■ TASK BRIEF ■
Gather up all lines that carry the word "JSON".

■ INPUT RECORDS ■
┌──

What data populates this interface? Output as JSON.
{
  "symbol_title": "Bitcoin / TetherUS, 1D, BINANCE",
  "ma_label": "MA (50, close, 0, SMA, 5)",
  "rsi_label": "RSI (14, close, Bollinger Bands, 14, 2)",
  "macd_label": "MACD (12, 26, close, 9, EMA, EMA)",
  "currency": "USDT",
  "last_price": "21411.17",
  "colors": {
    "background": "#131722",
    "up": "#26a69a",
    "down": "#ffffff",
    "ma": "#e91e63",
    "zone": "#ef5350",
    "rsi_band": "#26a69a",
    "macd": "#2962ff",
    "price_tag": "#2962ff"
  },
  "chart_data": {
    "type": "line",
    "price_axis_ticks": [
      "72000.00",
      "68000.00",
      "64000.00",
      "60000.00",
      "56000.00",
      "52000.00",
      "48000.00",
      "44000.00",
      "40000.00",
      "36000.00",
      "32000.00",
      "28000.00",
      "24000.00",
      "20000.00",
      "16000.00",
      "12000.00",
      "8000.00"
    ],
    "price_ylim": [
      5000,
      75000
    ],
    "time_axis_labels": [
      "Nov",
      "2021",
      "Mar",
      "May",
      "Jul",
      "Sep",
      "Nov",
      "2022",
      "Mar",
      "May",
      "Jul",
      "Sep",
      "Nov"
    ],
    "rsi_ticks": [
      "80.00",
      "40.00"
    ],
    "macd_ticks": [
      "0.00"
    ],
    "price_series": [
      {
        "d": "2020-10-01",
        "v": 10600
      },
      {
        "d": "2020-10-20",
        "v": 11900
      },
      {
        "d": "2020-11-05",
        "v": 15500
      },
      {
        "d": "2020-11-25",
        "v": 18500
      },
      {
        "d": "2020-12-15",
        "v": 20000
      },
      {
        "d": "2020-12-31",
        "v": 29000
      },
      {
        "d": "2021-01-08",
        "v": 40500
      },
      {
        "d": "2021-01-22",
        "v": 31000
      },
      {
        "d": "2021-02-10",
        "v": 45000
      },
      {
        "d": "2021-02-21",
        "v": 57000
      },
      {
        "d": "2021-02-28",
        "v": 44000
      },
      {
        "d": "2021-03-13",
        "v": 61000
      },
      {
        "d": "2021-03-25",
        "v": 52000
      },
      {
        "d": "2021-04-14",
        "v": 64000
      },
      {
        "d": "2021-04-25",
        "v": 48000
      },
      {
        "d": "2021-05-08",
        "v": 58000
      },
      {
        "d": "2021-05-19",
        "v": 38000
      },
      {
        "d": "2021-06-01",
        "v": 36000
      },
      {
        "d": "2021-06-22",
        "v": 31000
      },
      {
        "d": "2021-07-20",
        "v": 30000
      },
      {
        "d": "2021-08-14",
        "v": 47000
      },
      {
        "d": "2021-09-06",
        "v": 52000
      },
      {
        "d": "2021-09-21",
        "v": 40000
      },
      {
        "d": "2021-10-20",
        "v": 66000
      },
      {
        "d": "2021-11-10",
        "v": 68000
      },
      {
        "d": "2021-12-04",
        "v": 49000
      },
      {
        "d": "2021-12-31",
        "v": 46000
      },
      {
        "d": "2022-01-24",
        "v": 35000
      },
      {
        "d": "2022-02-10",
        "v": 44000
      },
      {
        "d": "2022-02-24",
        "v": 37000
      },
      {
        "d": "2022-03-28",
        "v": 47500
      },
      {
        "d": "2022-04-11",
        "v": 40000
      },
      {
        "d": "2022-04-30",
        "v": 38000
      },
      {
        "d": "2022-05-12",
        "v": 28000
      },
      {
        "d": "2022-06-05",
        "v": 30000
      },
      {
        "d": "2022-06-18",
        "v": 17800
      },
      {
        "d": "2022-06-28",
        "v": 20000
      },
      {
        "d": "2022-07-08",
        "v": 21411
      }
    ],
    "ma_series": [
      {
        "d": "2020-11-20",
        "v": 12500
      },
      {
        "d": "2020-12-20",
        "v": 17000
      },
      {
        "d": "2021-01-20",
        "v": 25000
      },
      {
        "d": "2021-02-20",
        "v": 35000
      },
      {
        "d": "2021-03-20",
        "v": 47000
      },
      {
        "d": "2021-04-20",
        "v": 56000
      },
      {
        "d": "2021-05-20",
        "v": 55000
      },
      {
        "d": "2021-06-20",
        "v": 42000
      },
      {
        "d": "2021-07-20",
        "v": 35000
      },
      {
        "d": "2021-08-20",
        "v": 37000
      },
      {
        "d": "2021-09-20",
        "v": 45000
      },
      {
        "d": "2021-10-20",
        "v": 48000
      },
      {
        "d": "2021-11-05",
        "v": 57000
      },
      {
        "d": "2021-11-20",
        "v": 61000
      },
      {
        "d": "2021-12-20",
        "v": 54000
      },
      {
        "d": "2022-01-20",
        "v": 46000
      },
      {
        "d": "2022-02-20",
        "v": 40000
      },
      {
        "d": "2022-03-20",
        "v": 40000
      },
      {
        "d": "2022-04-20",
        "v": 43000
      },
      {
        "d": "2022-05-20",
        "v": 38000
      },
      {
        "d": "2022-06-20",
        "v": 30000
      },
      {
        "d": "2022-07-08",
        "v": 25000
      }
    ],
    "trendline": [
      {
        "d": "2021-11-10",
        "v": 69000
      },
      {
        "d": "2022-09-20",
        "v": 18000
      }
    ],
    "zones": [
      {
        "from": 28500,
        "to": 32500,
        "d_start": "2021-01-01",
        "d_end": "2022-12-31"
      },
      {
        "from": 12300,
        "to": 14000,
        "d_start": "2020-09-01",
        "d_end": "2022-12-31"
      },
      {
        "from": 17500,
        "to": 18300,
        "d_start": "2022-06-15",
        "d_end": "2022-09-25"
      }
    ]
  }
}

└──
┌──

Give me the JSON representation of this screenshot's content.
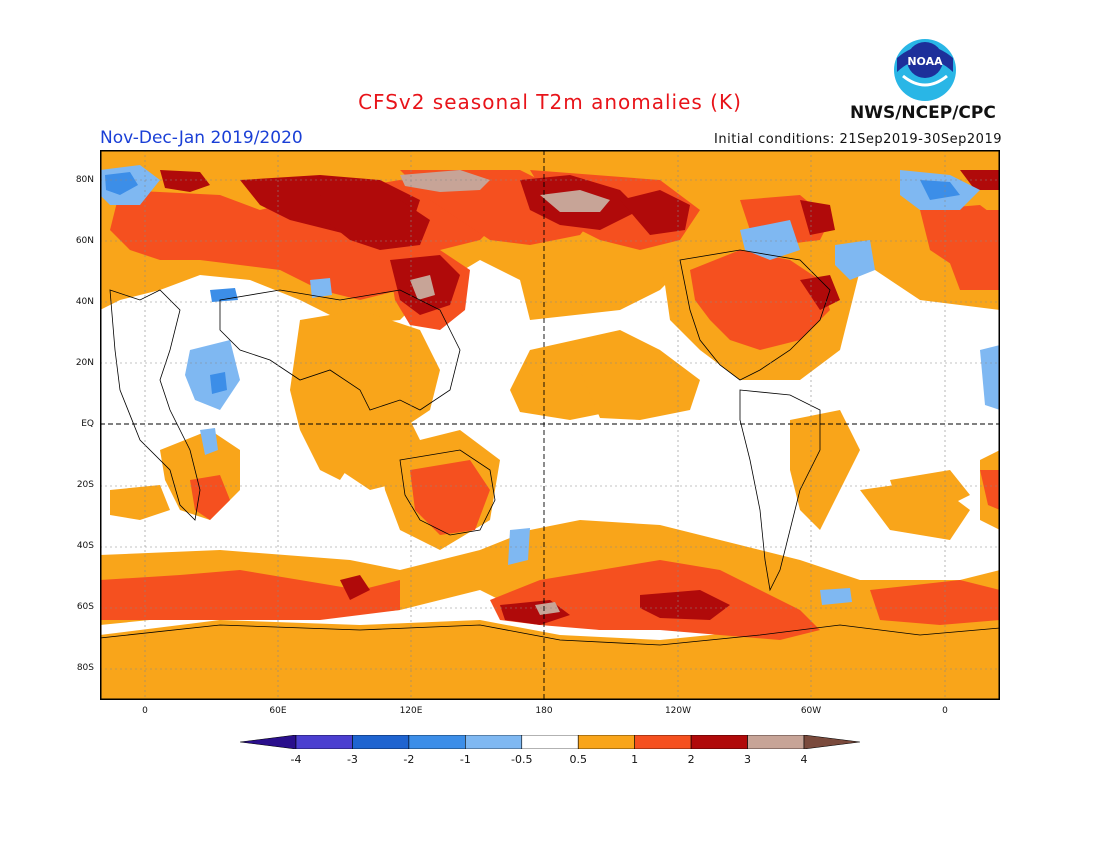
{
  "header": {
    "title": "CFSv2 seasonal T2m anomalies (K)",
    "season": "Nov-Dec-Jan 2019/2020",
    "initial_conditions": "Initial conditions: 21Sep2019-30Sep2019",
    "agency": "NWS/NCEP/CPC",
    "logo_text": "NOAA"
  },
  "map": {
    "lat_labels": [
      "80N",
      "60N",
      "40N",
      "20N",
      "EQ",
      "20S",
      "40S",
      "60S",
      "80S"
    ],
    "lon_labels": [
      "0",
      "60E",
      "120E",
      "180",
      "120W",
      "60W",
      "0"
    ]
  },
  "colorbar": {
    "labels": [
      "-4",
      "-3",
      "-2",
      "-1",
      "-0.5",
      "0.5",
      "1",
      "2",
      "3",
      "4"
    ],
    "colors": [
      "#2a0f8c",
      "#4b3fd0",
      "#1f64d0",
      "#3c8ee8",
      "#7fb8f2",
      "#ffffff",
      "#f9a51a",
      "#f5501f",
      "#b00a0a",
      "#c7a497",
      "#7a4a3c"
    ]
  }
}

└──

■ TASK RESPONSE ■
What data populates this interface? Output as JSON.
Give me the JSON representation of this screenshot's content.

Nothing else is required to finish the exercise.